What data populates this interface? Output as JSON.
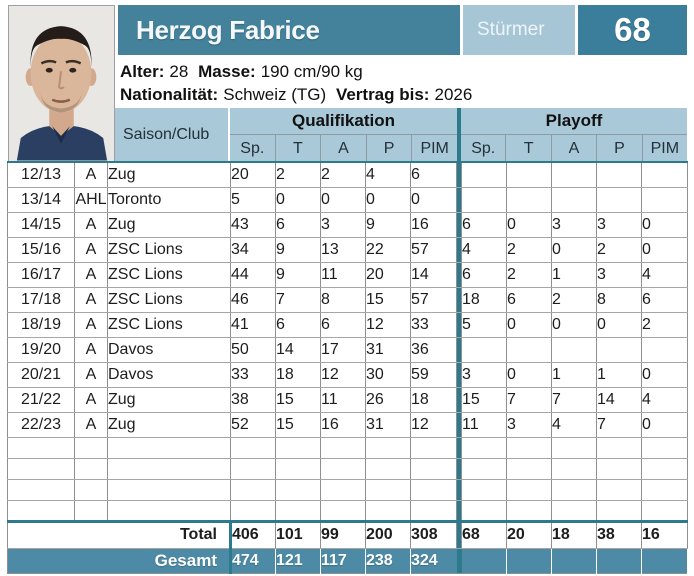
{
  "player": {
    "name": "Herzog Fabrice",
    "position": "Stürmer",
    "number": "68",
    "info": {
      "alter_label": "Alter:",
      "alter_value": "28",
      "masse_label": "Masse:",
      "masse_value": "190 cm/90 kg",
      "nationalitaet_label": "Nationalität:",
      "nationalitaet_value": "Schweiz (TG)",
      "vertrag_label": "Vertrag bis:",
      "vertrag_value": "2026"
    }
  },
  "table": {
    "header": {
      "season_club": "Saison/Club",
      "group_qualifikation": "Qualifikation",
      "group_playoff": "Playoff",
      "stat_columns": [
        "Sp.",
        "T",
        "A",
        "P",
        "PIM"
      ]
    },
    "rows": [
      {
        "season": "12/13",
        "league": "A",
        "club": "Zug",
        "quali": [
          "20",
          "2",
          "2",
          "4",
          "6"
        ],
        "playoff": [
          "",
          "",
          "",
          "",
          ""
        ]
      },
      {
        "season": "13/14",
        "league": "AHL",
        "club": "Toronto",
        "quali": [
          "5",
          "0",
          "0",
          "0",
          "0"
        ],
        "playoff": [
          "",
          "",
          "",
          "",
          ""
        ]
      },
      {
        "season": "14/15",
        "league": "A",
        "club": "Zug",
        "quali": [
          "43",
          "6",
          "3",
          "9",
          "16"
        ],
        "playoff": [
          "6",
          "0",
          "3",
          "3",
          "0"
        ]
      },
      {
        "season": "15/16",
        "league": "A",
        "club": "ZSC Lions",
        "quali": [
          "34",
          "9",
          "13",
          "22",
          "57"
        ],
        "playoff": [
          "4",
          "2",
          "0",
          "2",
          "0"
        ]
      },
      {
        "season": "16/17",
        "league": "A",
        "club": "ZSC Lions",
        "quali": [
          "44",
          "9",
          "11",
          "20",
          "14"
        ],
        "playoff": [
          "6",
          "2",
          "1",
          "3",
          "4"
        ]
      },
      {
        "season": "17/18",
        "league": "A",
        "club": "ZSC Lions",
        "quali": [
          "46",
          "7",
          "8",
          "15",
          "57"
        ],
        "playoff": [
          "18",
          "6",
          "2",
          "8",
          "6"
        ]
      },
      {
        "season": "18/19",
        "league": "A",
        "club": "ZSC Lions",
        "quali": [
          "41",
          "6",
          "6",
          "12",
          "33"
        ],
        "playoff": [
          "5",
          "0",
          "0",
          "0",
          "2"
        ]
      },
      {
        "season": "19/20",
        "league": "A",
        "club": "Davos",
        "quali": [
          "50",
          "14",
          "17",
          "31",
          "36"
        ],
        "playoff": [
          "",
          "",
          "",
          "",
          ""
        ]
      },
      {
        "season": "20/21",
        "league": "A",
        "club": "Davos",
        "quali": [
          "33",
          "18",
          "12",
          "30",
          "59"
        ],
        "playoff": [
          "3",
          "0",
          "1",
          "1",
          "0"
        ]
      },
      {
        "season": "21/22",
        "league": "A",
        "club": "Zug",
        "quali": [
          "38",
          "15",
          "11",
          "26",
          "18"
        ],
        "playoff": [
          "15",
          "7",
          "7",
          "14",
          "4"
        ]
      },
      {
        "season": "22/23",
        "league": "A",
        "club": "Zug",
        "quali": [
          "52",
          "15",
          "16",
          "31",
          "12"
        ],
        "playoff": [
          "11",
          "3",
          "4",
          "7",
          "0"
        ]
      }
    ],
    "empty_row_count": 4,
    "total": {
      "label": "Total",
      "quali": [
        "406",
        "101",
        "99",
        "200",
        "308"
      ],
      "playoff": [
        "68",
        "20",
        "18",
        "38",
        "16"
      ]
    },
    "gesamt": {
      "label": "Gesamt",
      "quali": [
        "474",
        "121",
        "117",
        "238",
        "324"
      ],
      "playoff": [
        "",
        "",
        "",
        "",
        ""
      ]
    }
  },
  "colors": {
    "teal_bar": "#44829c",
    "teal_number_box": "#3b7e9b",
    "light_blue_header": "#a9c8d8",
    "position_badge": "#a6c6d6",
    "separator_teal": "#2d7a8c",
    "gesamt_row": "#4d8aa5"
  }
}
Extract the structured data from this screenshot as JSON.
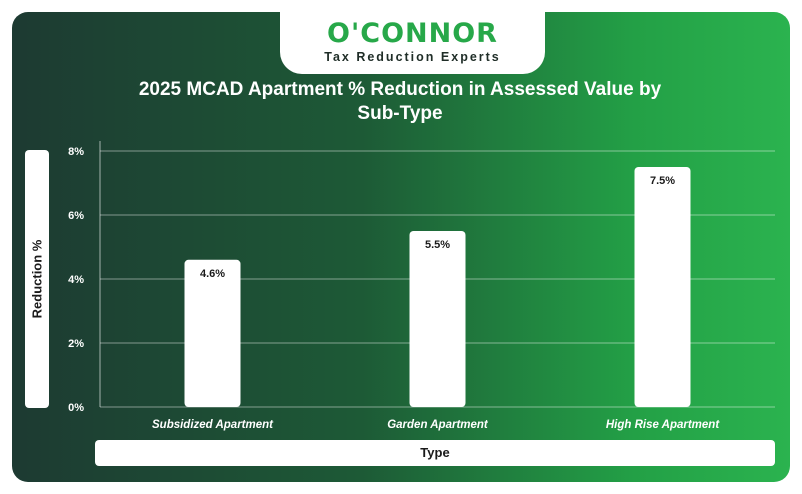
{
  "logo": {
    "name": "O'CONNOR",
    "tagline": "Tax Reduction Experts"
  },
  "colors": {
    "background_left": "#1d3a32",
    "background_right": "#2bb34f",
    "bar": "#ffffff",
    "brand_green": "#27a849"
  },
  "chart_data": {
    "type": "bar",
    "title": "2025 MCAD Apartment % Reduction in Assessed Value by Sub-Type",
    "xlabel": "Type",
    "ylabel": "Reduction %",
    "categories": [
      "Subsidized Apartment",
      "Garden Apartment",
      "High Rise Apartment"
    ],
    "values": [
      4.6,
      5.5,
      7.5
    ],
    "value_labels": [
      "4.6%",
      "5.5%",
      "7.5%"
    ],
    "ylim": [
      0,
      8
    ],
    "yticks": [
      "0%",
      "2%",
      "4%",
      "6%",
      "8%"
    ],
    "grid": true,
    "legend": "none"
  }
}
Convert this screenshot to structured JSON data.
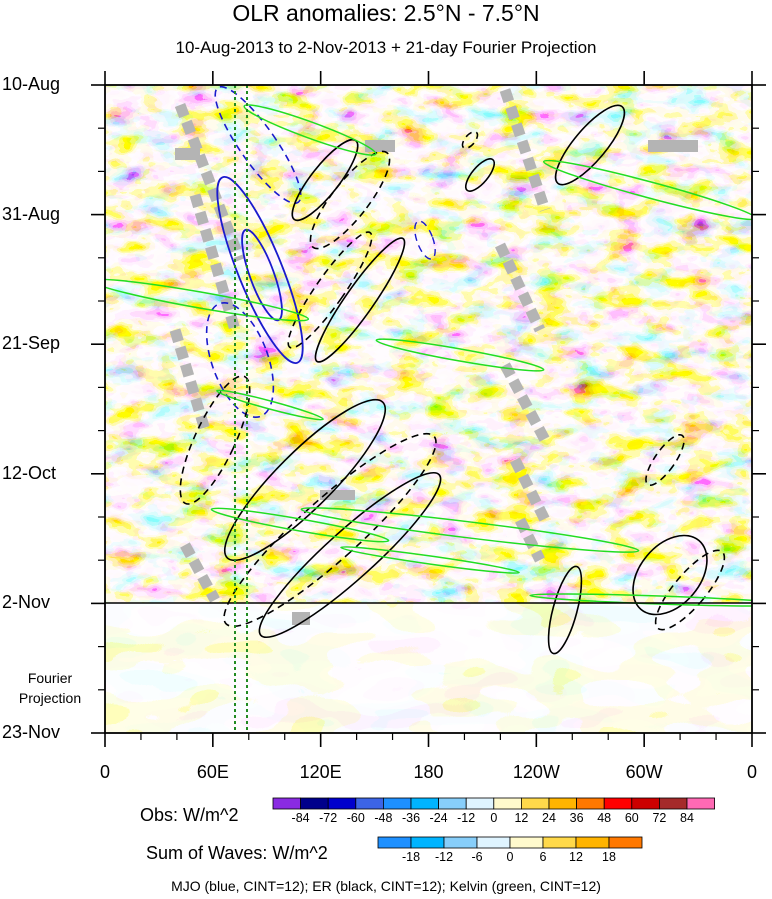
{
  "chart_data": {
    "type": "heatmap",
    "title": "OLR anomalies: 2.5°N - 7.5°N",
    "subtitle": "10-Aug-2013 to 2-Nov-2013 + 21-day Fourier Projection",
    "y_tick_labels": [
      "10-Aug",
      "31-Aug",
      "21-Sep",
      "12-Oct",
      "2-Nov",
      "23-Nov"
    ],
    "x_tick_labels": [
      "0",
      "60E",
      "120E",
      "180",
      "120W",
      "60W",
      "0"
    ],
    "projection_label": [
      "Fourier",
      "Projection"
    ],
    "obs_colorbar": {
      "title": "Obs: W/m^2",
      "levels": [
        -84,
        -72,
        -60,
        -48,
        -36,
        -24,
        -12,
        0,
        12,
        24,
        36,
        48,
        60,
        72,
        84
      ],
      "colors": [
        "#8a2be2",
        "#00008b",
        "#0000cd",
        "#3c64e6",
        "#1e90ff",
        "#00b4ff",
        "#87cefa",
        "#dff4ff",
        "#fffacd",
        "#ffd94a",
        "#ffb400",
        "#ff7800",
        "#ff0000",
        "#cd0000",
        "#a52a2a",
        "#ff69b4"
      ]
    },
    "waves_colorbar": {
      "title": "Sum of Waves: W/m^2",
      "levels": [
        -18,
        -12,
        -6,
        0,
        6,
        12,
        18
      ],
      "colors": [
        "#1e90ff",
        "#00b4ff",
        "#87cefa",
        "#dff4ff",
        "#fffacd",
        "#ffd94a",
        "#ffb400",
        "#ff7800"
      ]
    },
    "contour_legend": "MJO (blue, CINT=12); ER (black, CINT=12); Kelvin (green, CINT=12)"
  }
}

- - -

▸ What is asked:
From the entries above, pull out each line that includes "JSON".

▸ Solved exercise:
What data populates this interface? Output as JSON.
Extract the structured data from this screenshot as JSON.
Convert this screenshot to structured JSON data.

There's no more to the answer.